(App and web page records)

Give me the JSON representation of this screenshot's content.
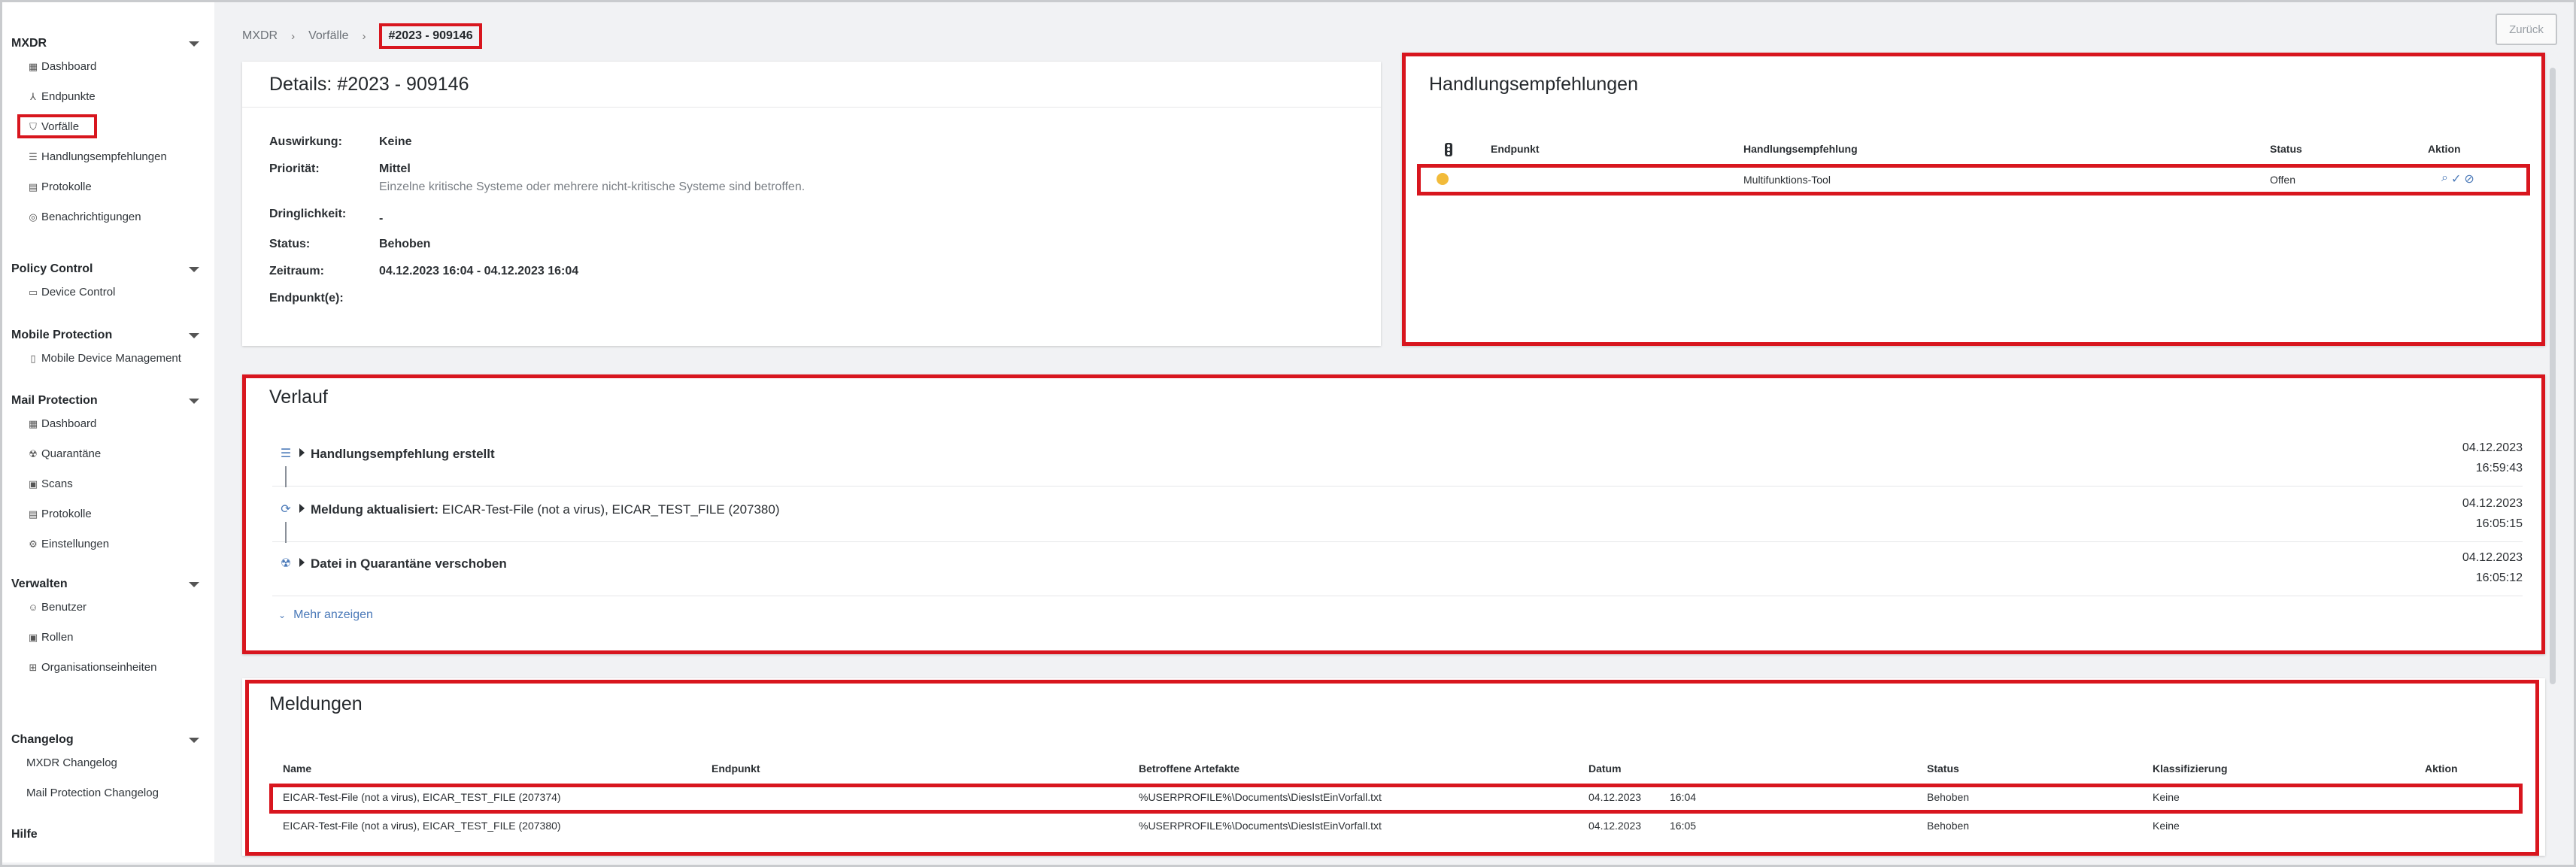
{
  "sidebar": {
    "sections": [
      {
        "title": "MXDR",
        "items": [
          {
            "label": "Dashboard",
            "icon": "dashboard-icon",
            "glyph": "▦"
          },
          {
            "label": "Endpunkte",
            "icon": "endpoints-icon",
            "glyph": "⅄"
          },
          {
            "label": "Vorfälle",
            "icon": "shield-icon",
            "glyph": "⛉"
          },
          {
            "label": "Handlungsempfehlungen",
            "icon": "database-icon",
            "glyph": "☰"
          },
          {
            "label": "Protokolle",
            "icon": "document-icon",
            "glyph": "▤"
          },
          {
            "label": "Benachrichtigungen",
            "icon": "bell-icon",
            "glyph": "◎"
          }
        ]
      },
      {
        "title": "Policy Control",
        "items": [
          {
            "label": "Device Control",
            "icon": "device-icon",
            "glyph": "▭"
          }
        ]
      },
      {
        "title": "Mobile Protection",
        "items": [
          {
            "label": "Mobile Device Management",
            "icon": "mobile-icon",
            "glyph": "▯"
          }
        ]
      },
      {
        "title": "Mail Protection",
        "items": [
          {
            "label": "Dashboard",
            "icon": "dashboard-icon",
            "glyph": "▦"
          },
          {
            "label": "Quarantäne",
            "icon": "biohazard-icon",
            "glyph": "☢"
          },
          {
            "label": "Scans",
            "icon": "scan-icon",
            "glyph": "▣"
          },
          {
            "label": "Protokolle",
            "icon": "document-icon",
            "glyph": "▤"
          },
          {
            "label": "Einstellungen",
            "icon": "gear-icon",
            "glyph": "⚙"
          }
        ]
      },
      {
        "title": "Verwalten",
        "items": [
          {
            "label": "Benutzer",
            "icon": "user-icon",
            "glyph": "☺"
          },
          {
            "label": "Rollen",
            "icon": "roles-icon",
            "glyph": "▣"
          },
          {
            "label": "Organisationseinheiten",
            "icon": "org-icon",
            "glyph": "⊞"
          }
        ]
      },
      {
        "title": "Changelog",
        "items": [
          {
            "label": "MXDR Changelog",
            "icon": "",
            "glyph": ""
          },
          {
            "label": "Mail Protection Changelog",
            "icon": "",
            "glyph": ""
          }
        ]
      },
      {
        "title": "Hilfe",
        "items": []
      }
    ]
  },
  "breadcrumb": {
    "items": [
      "MXDR",
      "Vorfälle"
    ],
    "current": "#2023 - 909146"
  },
  "back_label": "Zurück",
  "details": {
    "title": "Details: #2023 - 909146",
    "rows": [
      {
        "k": "Auswirkung:",
        "v": "Keine"
      },
      {
        "k": "Priorität:",
        "v": "Mittel",
        "sub": "Einzelne kritische Systeme oder mehrere nicht-kritische Systeme sind betroffen."
      },
      {
        "k": "Dringlichkeit:",
        "v": "-"
      },
      {
        "k": "Status:",
        "v": "Behoben"
      },
      {
        "k": "Zeitraum:",
        "v": "04.12.2023 16:04 - 04.12.2023 16:04"
      },
      {
        "k": "Endpunkt(e):",
        "v": ""
      }
    ]
  },
  "recommendations": {
    "title": "Handlungsempfehlungen",
    "headers": {
      "endpoint": "Endpunkt",
      "recommendation": "Handlungsempfehlung",
      "status": "Status",
      "action": "Aktion"
    },
    "rows": [
      {
        "endpoint": "",
        "recommendation": "Multifunktions-Tool",
        "status": "Offen",
        "dot_color": "#f2bb3a"
      }
    ]
  },
  "history": {
    "title": "Verlauf",
    "items": [
      {
        "label": "Handlungsempfehlung erstellt",
        "detail": "",
        "date": "04.12.2023",
        "time": "16:59:43",
        "icon": "database-icon",
        "glyph": "☰"
      },
      {
        "label": "Meldung aktualisiert:",
        "detail": " EICAR-Test-File (not a virus), EICAR_TEST_FILE (207380)",
        "date": "04.12.2023",
        "time": "16:05:15",
        "icon": "refresh-icon",
        "glyph": "⟳"
      },
      {
        "label": "Datei in Quarantäne verschoben",
        "detail": "",
        "date": "04.12.2023",
        "time": "16:05:12",
        "icon": "quarantine-icon",
        "glyph": "☢"
      }
    ],
    "more": "Mehr anzeigen"
  },
  "messages": {
    "title": "Meldungen",
    "headers": {
      "name": "Name",
      "endpoint": "Endpunkt",
      "artifacts": "Betroffene Artefakte",
      "date": "Datum",
      "status": "Status",
      "classification": "Klassifizierung",
      "action": "Aktion"
    },
    "rows": [
      {
        "name": "EICAR-Test-File (not a virus), EICAR_TEST_FILE (207374)",
        "endpoint": "",
        "artifacts": "%USERPROFILE%\\Documents\\DiesIstEinVorfall.txt",
        "date": "04.12.2023",
        "time": "16:04",
        "status": "Behoben",
        "classification": "Keine"
      },
      {
        "name": "EICAR-Test-File (not a virus), EICAR_TEST_FILE (207380)",
        "endpoint": "",
        "artifacts": "%USERPROFILE%\\Documents\\DiesIstEinVorfall.txt",
        "date": "04.12.2023",
        "time": "16:05",
        "status": "Behoben",
        "classification": "Keine"
      }
    ]
  },
  "colors": {
    "highlight": "#d8161e",
    "accent": "#4a79b8",
    "status_dot": "#f2bb3a"
  }
}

Work to complete: Tell me how many lines in the entries contain the string "Protection", and give nothing besides that number.

Solution for this task: 3